Quote the full listing word for word.

— Start GIVEN RECORDS —

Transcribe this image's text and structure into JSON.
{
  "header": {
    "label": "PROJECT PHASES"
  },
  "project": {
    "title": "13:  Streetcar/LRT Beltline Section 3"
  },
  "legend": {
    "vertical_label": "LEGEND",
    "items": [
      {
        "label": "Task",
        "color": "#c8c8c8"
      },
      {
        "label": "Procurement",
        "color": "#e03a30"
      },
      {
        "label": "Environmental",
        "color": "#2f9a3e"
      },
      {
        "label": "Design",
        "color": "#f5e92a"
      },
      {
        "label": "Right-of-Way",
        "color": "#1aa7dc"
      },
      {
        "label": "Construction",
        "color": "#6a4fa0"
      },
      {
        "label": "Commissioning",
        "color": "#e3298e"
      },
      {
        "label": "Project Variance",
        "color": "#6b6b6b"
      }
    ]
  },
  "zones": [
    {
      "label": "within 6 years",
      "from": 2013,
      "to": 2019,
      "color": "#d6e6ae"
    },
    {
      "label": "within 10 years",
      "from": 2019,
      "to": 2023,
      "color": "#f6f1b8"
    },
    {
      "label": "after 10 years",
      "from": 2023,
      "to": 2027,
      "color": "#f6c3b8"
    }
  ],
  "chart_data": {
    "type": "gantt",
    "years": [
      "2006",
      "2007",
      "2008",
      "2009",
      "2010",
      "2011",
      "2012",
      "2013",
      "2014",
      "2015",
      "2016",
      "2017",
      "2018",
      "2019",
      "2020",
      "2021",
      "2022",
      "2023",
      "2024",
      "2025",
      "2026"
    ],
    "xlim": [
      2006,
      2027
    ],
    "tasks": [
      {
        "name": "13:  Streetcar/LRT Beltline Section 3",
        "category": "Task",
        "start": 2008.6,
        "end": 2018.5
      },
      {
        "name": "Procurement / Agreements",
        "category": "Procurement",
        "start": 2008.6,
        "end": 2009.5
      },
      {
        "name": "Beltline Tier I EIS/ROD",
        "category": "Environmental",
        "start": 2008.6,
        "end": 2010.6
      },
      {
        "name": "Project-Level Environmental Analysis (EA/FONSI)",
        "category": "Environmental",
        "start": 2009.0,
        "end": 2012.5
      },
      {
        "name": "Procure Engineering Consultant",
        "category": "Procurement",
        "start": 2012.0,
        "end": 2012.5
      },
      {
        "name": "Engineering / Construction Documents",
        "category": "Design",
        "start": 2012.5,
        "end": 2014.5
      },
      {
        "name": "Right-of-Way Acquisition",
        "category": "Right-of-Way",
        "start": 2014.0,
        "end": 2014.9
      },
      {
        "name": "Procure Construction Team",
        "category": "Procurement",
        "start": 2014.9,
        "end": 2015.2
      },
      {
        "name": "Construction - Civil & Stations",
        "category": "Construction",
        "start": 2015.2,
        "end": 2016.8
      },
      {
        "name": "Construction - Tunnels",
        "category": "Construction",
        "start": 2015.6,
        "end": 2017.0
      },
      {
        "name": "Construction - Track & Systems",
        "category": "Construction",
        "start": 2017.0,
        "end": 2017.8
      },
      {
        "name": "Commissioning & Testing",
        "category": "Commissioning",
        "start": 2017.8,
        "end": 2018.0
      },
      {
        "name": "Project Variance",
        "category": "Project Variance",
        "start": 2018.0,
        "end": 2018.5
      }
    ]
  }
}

— End GIVEN RECORDS —

▶ EXERCISE RESULT:
Transcribe this image's text and structure into JSON.
{
  "header": {
    "label": "PROJECT PHASES"
  },
  "project": {
    "title": "13:  Streetcar/LRT Beltline Section 3"
  },
  "legend": {
    "vertical_label": "LEGEND",
    "items": [
      {
        "label": "Task",
        "color": "#c8c8c8"
      },
      {
        "label": "Procurement",
        "color": "#e03a30"
      },
      {
        "label": "Environmental",
        "color": "#2f9a3e"
      },
      {
        "label": "Design",
        "color": "#f5e92a"
      },
      {
        "label": "Right-of-Way",
        "color": "#1aa7dc"
      },
      {
        "label": "Construction",
        "color": "#6a4fa0"
      },
      {
        "label": "Commissioning",
        "color": "#e3298e"
      },
      {
        "label": "Project Variance",
        "color": "#6b6b6b"
      }
    ]
  },
  "zones": [
    {
      "label": "within 6 years",
      "from": 2013,
      "to": 2019,
      "color": "#d6e6ae"
    },
    {
      "label": "within 10 years",
      "from": 2019,
      "to": 2023,
      "color": "#f6f1b8"
    },
    {
      "label": "after 10 years",
      "from": 2023,
      "to": 2027,
      "color": "#f6c3b8"
    }
  ],
  "chart_data": {
    "type": "gantt",
    "years": [
      "2006",
      "2007",
      "2008",
      "2009",
      "2010",
      "2011",
      "2012",
      "2013",
      "2014",
      "2015",
      "2016",
      "2017",
      "2018",
      "2019",
      "2020",
      "2021",
      "2022",
      "2023",
      "2024",
      "2025",
      "2026"
    ],
    "xlim": [
      2006,
      2027
    ],
    "tasks": [
      {
        "name": "13:  Streetcar/LRT Beltline Section 3",
        "category": "Task",
        "start": 2008.6,
        "end": 2018.5
      },
      {
        "name": "Procurement / Agreements",
        "category": "Procurement",
        "start": 2008.6,
        "end": 2009.5
      },
      {
        "name": "Beltline Tier I EIS/ROD",
        "category": "Environmental",
        "start": 2008.6,
        "end": 2010.6
      },
      {
        "name": "Project-Level Environmental Analysis (EA/FONSI)",
        "category": "Environmental",
        "start": 2009.0,
        "end": 2012.5
      },
      {
        "name": "Procure Engineering Consultant",
        "category": "Procurement",
        "start": 2012.0,
        "end": 2012.5
      },
      {
        "name": "Engineering / Construction Documents",
        "category": "Design",
        "start": 2012.5,
        "end": 2014.5
      },
      {
        "name": "Right-of-Way Acquisition",
        "category": "Right-of-Way",
        "start": 2014.0,
        "end": 2014.9
      },
      {
        "name": "Procure Construction Team",
        "category": "Procurement",
        "start": 2014.9,
        "end": 2015.2
      },
      {
        "name": "Construction - Civil & Stations",
        "category": "Construction",
        "start": 2015.2,
        "end": 2016.8
      },
      {
        "name": "Construction - Tunnels",
        "category": "Construction",
        "start": 2015.6,
        "end": 2017.0
      },
      {
        "name": "Construction - Track & Systems",
        "category": "Construction",
        "start": 2017.0,
        "end": 2017.8
      },
      {
        "name": "Commissioning & Testing",
        "category": "Commissioning",
        "start": 2017.8,
        "end": 2018.0
      },
      {
        "name": "Project Variance",
        "category": "Project Variance",
        "start": 2018.0,
        "end": 2018.5
      }
    ]
  }
}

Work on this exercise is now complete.